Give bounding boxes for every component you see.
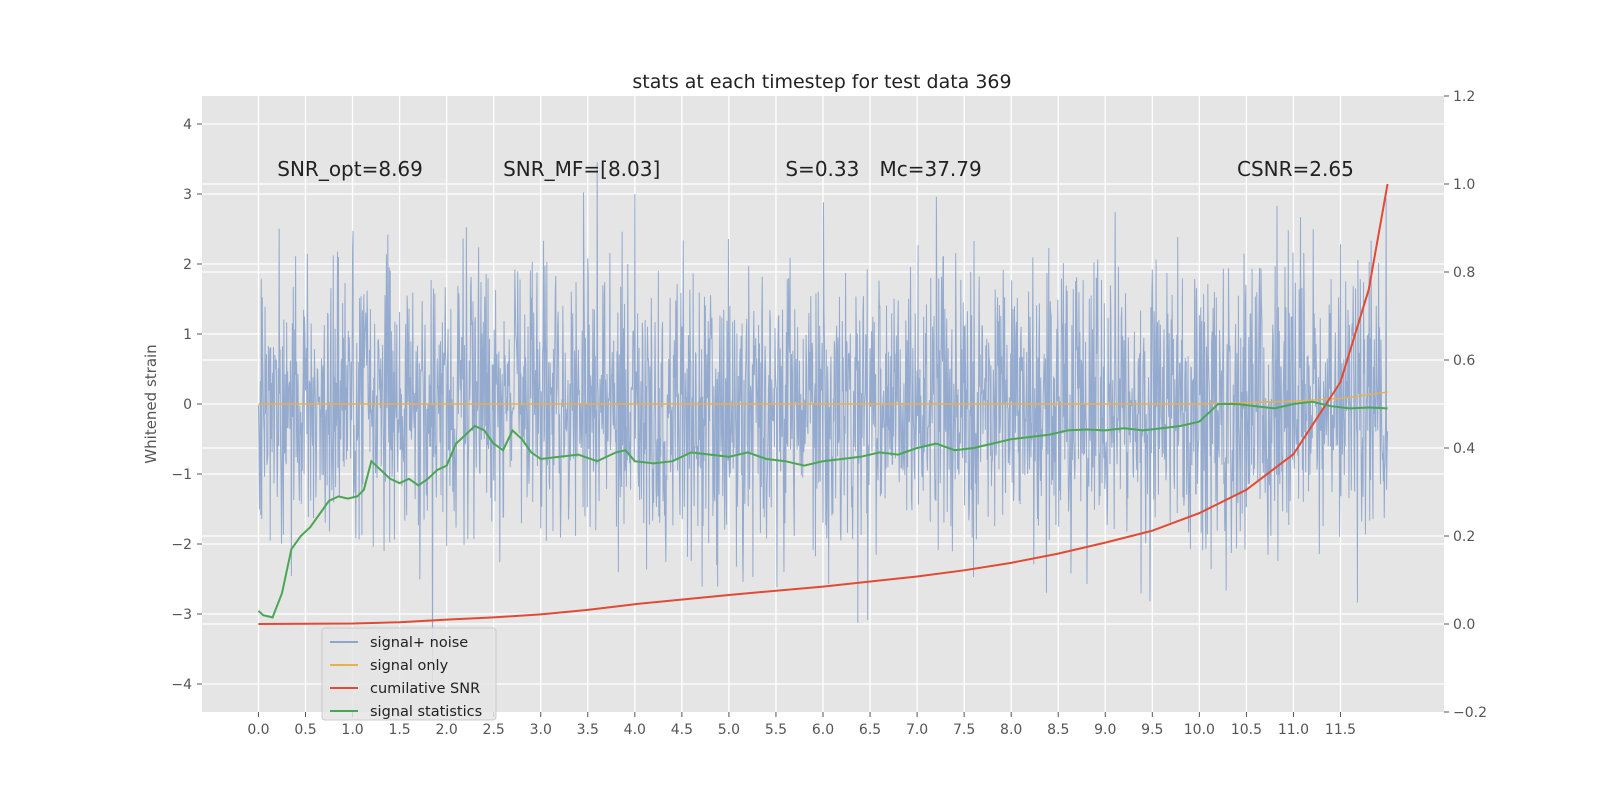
- y2-tick-label: −0.2: [1453, 705, 1487, 721]
- legend: signal+ noise signal only cumilative SNR si…: [321, 627, 497, 721]
- y-tick-label: 4: [183, 117, 192, 133]
- series-cumilative-snr: [258, 183, 1389, 625]
- x-tick-label: 8.5: [1047, 722, 1069, 738]
- y-tick-label: 0: [183, 397, 192, 413]
- annotation: SNR_opt=8.69: [277, 157, 423, 181]
- legend-label: cumilative SNR: [370, 681, 480, 697]
- x-tick-label: 2.5: [483, 722, 505, 738]
- y-tick-label: −1: [171, 467, 192, 483]
- x-tick-label: 6.5: [859, 722, 881, 738]
- y-axis-label: Whitened strain: [142, 344, 160, 463]
- x-tick-label: 5.5: [765, 722, 787, 738]
- y-tick-label: −2: [171, 537, 192, 553]
- annotation: S=0.33: [785, 157, 859, 181]
- annotations: SNR_opt=8.69 SNR_MF=[8.03] S=0.33 Mc=37.79 C…: [277, 157, 1354, 181]
- legend-label: signal+ noise: [370, 635, 468, 651]
- annotation: SNR_MF=[8.03]: [503, 157, 660, 181]
- x-tick-label: 6.0: [812, 722, 834, 738]
- x-tick-label: 9.5: [1141, 722, 1163, 738]
- y2-tick-label: 0.4: [1453, 441, 1475, 457]
- y-tick-label: −4: [171, 677, 192, 693]
- y2-tick-label: 0.6: [1453, 353, 1475, 369]
- x-tick-label: 8.0: [1000, 722, 1022, 738]
- legend-label: signal statistics: [370, 704, 482, 720]
- legend-label: signal only: [370, 658, 449, 674]
- y-tick-label: 1: [183, 327, 192, 343]
- x-tick-label: 1.5: [388, 722, 410, 738]
- x-tick-label: 3.5: [577, 722, 599, 738]
- x-tick-label: 10.5: [1231, 722, 1262, 738]
- x-tick-label: 9.0: [1094, 722, 1116, 738]
- x-tick-label: 3.0: [530, 722, 552, 738]
- x-tick-label: 4.5: [671, 722, 693, 738]
- series-signal-noise: [257, 162, 1389, 690]
- x-tick-label: 11.0: [1278, 722, 1309, 738]
- legend-box: [321, 627, 497, 721]
- chart-title: stats at each timestep for test data 369: [632, 71, 1011, 93]
- series-layer: [257, 162, 1389, 690]
- y-tick-label: −3: [171, 607, 192, 623]
- x-tick-label: 0.5: [294, 722, 316, 738]
- x-tick-label: 4.0: [624, 722, 646, 738]
- x-tick-label: 0.0: [247, 722, 269, 738]
- x-tick-label: 10.0: [1184, 722, 1215, 738]
- x-tick-label: 7.5: [953, 722, 975, 738]
- axes: 0.0 0.5 1.0 1.5 2.0 2.5 3.0 3.5 4.0 4.5 5.0 5.5 6.0 6…: [171, 89, 1487, 738]
- y-tick-label: 2: [183, 257, 192, 273]
- annotation: CSNR=2.65: [1237, 157, 1354, 181]
- x-tick-label: 2.0: [436, 722, 458, 738]
- x-tick-label: 5.0: [718, 722, 740, 738]
- series-signal-only: [258, 391, 1388, 405]
- y2-tick-label: 0.2: [1453, 529, 1475, 545]
- x-tick-label: 7.0: [906, 722, 928, 738]
- x-tick-label: 1.0: [341, 722, 363, 738]
- y-tick-label: 3: [183, 187, 192, 203]
- y2-tick-label: 0.8: [1453, 265, 1475, 281]
- y2-tick-label: 1.0: [1453, 177, 1475, 193]
- y2-tick-label: 1.2: [1453, 89, 1475, 105]
- y2-tick-label: 0.0: [1453, 617, 1475, 633]
- x-tick-label: 11.5: [1325, 722, 1356, 738]
- annotation: Mc=37.79: [879, 157, 981, 181]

+---+

- Your objective -
Rewrite the items above with every "x-tick-label" replaced by "x-axis-tick", keeping all else the same, and leave out the pictures.

- Written answer -
Give bounding boxes for every component you see.
- y2-tick-label: −0.2: [1453, 705, 1487, 721]
- legend: signal+ noise signal only cumilative SNR si…: [321, 627, 497, 721]
- y-tick-label: 4: [183, 117, 192, 133]
- series-cumilative-snr: [258, 183, 1389, 625]
- x-axis-tick: 8.5: [1047, 722, 1069, 738]
- y-tick-label: 0: [183, 397, 192, 413]
- annotation: SNR_opt=8.69: [277, 157, 423, 181]
- legend-label: cumilative SNR: [370, 681, 480, 697]
- x-axis-tick: 2.5: [483, 722, 505, 738]
- y-tick-label: −1: [171, 467, 192, 483]
- x-axis-tick: 6.5: [859, 722, 881, 738]
- y-axis-label: Whitened strain: [142, 344, 160, 463]
- x-axis-tick: 5.5: [765, 722, 787, 738]
- y-tick-label: −2: [171, 537, 192, 553]
- annotation: S=0.33: [785, 157, 859, 181]
- annotations: SNR_opt=8.69 SNR_MF=[8.03] S=0.33 Mc=37.79 C…: [277, 157, 1354, 181]
- legend-label: signal+ noise: [370, 635, 468, 651]
- annotation: SNR_MF=[8.03]: [503, 157, 660, 181]
- x-axis-tick: 6.0: [812, 722, 834, 738]
- x-axis-tick: 9.5: [1141, 722, 1163, 738]
- y2-tick-label: 0.4: [1453, 441, 1475, 457]
- y-tick-label: −4: [171, 677, 192, 693]
- y2-tick-label: 0.6: [1453, 353, 1475, 369]
- x-axis-tick: 8.0: [1000, 722, 1022, 738]
- legend-label: signal statistics: [370, 704, 482, 720]
- legend-label: signal only: [370, 658, 449, 674]
- y-tick-label: 1: [183, 327, 192, 343]
- x-axis-tick: 1.5: [388, 722, 410, 738]
- x-axis-tick: 3.5: [577, 722, 599, 738]
- x-axis-tick: 10.5: [1231, 722, 1262, 738]
- x-axis-tick: 9.0: [1094, 722, 1116, 738]
- x-axis-tick: 3.0: [530, 722, 552, 738]
- x-axis-tick: 4.5: [671, 722, 693, 738]
- series-signal-noise: [257, 162, 1389, 690]
- x-axis-tick: 11.0: [1278, 722, 1309, 738]
- legend-box: [321, 627, 497, 721]
- chart-title: stats at each timestep for test data 369: [632, 71, 1011, 93]
- series-layer: [257, 162, 1389, 690]
- y-tick-label: −3: [171, 607, 192, 623]
- x-axis-tick: 0.5: [294, 722, 316, 738]
- x-axis-tick: 4.0: [624, 722, 646, 738]
- x-axis-tick: 0.0: [247, 722, 269, 738]
- x-axis-tick: 10.0: [1184, 722, 1215, 738]
- x-axis-tick: 7.5: [953, 722, 975, 738]
- axes: 0.0 0.5 1.0 1.5 2.0 2.5 3.0 3.5 4.0 4.5 5.0 5.5 6.0 6…: [171, 89, 1487, 738]
- y-tick-label: 2: [183, 257, 192, 273]
- annotation: CSNR=2.65: [1237, 157, 1354, 181]
- x-axis-tick: 2.0: [436, 722, 458, 738]
- x-axis-tick: 5.0: [718, 722, 740, 738]
- series-signal-only: [258, 391, 1388, 405]
- y2-tick-label: 0.2: [1453, 529, 1475, 545]
- x-axis-tick: 7.0: [906, 722, 928, 738]
- x-axis-tick: 1.0: [341, 722, 363, 738]
- y-tick-label: 3: [183, 187, 192, 203]
- y2-tick-label: 0.8: [1453, 265, 1475, 281]
- y2-tick-label: 1.0: [1453, 177, 1475, 193]
- y2-tick-label: 1.2: [1453, 89, 1475, 105]
- y2-tick-label: 0.0: [1453, 617, 1475, 633]
- x-axis-tick: 11.5: [1325, 722, 1356, 738]
- annotation: Mc=37.79: [879, 157, 981, 181]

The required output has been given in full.